▶ **What to produce**: Reproduce each record verbatim, images excluded.

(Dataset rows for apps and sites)
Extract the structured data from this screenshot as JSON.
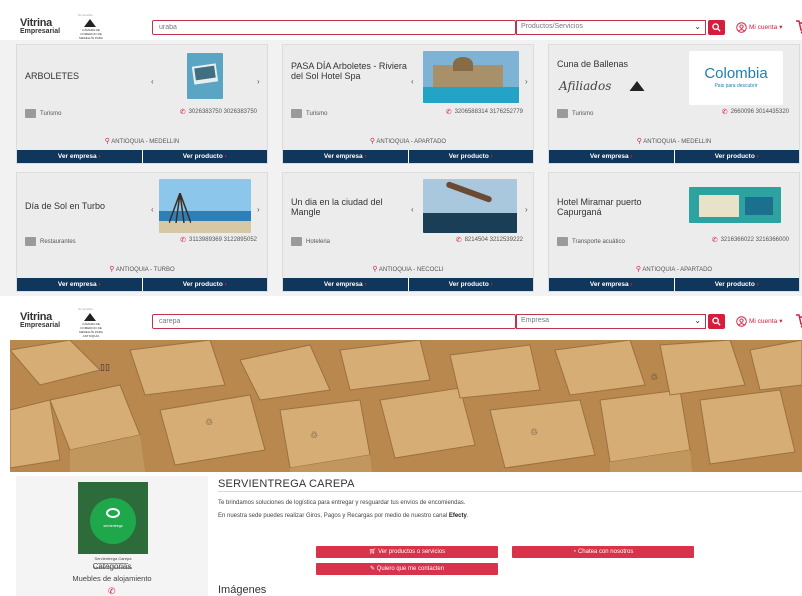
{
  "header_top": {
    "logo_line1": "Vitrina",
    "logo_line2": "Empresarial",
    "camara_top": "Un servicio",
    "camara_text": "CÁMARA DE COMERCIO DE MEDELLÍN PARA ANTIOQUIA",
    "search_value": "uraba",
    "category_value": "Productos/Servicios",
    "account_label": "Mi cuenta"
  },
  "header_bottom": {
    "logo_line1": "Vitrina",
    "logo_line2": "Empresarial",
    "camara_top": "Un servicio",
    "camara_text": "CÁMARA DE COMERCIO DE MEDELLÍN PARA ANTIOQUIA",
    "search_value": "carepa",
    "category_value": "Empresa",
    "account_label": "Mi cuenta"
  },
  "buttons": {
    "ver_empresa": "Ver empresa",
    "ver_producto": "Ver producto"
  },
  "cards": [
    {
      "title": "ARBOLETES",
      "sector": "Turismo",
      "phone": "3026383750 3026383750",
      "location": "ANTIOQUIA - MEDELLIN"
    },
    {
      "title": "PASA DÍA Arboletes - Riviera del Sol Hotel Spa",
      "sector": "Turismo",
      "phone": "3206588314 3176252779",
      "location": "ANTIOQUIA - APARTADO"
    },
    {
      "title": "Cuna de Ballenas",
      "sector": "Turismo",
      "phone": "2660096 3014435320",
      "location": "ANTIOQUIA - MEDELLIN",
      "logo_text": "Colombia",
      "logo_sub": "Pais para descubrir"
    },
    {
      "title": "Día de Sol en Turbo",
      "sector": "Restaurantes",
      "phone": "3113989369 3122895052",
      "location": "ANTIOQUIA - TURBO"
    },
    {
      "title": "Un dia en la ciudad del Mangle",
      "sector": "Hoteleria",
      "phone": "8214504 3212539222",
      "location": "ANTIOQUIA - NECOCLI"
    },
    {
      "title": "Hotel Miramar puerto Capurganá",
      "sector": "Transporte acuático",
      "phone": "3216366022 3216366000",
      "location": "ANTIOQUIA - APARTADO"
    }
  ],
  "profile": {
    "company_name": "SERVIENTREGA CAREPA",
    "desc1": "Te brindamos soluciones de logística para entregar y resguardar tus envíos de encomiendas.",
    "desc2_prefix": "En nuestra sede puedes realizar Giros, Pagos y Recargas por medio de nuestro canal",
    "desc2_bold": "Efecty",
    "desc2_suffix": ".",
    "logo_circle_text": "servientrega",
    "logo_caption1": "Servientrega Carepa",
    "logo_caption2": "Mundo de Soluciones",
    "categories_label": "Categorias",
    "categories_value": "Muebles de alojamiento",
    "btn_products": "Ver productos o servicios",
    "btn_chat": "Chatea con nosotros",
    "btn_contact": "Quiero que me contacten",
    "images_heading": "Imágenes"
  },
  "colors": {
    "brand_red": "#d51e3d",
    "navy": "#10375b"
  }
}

▶ **Answer box**:
Extract the structured data from this screenshot as JSON.
{
  "header_top": {
    "logo_line1": "Vitrina",
    "logo_line2": "Empresarial",
    "camara_top": "Un servicio",
    "camara_text": "CÁMARA DE COMERCIO DE MEDELLÍN PARA ANTIOQUIA",
    "search_value": "uraba",
    "category_value": "Productos/Servicios",
    "account_label": "Mi cuenta"
  },
  "header_bottom": {
    "logo_line1": "Vitrina",
    "logo_line2": "Empresarial",
    "camara_top": "Un servicio",
    "camara_text": "CÁMARA DE COMERCIO DE MEDELLÍN PARA ANTIOQUIA",
    "search_value": "carepa",
    "category_value": "Empresa",
    "account_label": "Mi cuenta"
  },
  "buttons": {
    "ver_empresa": "Ver empresa",
    "ver_producto": "Ver producto"
  },
  "cards": [
    {
      "title": "ARBOLETES",
      "sector": "Turismo",
      "phone": "3026383750 3026383750",
      "location": "ANTIOQUIA - MEDELLIN"
    },
    {
      "title": "PASA DÍA Arboletes - Riviera del Sol Hotel Spa",
      "sector": "Turismo",
      "phone": "3206588314 3176252779",
      "location": "ANTIOQUIA - APARTADO"
    },
    {
      "title": "Cuna de Ballenas",
      "sector": "Turismo",
      "phone": "2660096 3014435320",
      "location": "ANTIOQUIA - MEDELLIN",
      "logo_text": "Colombia",
      "logo_sub": "Pais para descubrir"
    },
    {
      "title": "Día de Sol en Turbo",
      "sector": "Restaurantes",
      "phone": "3113989369 3122895052",
      "location": "ANTIOQUIA - TURBO"
    },
    {
      "title": "Un dia en la ciudad del Mangle",
      "sector": "Hoteleria",
      "phone": "8214504 3212539222",
      "location": "ANTIOQUIA - NECOCLI"
    },
    {
      "title": "Hotel Miramar puerto Capurganá",
      "sector": "Transporte acuático",
      "phone": "3216366022 3216366000",
      "location": "ANTIOQUIA - APARTADO"
    }
  ],
  "profile": {
    "company_name": "SERVIENTREGA CAREPA",
    "desc1": "Te brindamos soluciones de logística para entregar y resguardar tus envíos de encomiendas.",
    "desc2_prefix": "En nuestra sede puedes realizar Giros, Pagos y Recargas por medio de nuestro canal",
    "desc2_bold": "Efecty",
    "desc2_suffix": ".",
    "logo_circle_text": "servientrega",
    "logo_caption1": "Servientrega Carepa",
    "logo_caption2": "Mundo de Soluciones",
    "categories_label": "Categorias",
    "categories_value": "Muebles de alojamiento",
    "btn_products": "Ver productos o servicios",
    "btn_chat": "Chatea con nosotros",
    "btn_contact": "Quiero que me contacten",
    "images_heading": "Imágenes"
  },
  "colors": {
    "brand_red": "#d51e3d",
    "navy": "#10375b"
  }
}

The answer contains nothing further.